Dataset entries
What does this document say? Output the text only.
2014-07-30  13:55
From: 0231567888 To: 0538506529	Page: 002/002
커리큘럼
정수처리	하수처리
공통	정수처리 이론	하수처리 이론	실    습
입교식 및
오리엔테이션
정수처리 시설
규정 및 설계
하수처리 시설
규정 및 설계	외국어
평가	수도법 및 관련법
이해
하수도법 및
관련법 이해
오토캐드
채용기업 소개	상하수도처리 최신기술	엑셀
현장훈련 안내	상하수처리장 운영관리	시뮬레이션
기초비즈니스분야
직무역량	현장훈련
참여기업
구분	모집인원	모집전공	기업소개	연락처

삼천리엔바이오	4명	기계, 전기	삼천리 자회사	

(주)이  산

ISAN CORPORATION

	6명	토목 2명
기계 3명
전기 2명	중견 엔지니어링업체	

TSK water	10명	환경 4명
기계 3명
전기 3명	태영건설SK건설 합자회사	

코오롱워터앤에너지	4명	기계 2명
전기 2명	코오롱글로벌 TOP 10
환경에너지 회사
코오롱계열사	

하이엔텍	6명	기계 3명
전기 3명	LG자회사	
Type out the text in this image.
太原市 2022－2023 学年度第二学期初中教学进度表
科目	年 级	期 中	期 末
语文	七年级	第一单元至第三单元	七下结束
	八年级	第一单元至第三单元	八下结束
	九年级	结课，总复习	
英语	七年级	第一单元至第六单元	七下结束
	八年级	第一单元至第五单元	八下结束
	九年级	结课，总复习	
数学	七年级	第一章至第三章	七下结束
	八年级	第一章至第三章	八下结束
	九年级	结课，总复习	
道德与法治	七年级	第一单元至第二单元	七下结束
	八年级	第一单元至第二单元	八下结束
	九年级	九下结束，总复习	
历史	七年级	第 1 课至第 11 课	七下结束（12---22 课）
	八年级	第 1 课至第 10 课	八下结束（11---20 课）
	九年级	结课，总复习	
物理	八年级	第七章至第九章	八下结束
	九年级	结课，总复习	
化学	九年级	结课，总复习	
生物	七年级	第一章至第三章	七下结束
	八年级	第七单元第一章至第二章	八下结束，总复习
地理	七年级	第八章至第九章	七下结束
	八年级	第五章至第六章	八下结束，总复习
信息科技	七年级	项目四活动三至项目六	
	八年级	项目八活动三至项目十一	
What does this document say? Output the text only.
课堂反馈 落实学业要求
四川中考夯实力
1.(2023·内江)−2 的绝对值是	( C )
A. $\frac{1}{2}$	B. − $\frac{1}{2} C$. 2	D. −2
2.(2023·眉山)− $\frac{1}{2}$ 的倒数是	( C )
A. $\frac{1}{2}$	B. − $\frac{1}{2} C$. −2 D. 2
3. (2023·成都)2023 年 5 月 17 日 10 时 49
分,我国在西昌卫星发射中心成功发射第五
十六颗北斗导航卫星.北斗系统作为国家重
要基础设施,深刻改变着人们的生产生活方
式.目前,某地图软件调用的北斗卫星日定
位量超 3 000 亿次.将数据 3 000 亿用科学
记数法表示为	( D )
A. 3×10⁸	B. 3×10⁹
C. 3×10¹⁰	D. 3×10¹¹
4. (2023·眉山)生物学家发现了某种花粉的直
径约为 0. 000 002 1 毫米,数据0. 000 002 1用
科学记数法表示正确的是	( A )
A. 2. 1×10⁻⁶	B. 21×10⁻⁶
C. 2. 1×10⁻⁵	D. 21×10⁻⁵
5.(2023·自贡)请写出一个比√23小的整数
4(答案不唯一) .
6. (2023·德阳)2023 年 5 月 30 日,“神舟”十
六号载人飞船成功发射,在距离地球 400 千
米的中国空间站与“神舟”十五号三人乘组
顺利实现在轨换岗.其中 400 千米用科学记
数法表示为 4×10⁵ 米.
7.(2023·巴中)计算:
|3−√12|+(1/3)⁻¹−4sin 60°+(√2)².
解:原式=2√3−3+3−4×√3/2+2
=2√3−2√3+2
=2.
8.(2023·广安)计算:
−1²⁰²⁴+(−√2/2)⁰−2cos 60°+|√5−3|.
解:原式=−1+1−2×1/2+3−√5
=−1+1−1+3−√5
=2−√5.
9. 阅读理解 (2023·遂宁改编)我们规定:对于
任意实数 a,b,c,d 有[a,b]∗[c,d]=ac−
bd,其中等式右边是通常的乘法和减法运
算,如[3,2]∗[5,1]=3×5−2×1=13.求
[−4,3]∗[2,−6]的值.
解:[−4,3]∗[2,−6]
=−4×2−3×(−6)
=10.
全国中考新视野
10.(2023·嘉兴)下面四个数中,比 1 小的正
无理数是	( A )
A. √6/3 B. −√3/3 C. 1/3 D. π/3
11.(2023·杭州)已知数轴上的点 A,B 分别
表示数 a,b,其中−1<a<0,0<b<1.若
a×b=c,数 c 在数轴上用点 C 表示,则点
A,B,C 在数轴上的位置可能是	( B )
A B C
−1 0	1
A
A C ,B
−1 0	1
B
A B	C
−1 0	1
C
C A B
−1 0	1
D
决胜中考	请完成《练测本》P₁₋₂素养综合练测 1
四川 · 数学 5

Written task
Look through the entries above; copy every line holding the string "第一单元至第二单元".

Task answer
道德与法治	七年级	第一单元至第二单元	七下结束
	八年级	第一单元至第二单元	八下结束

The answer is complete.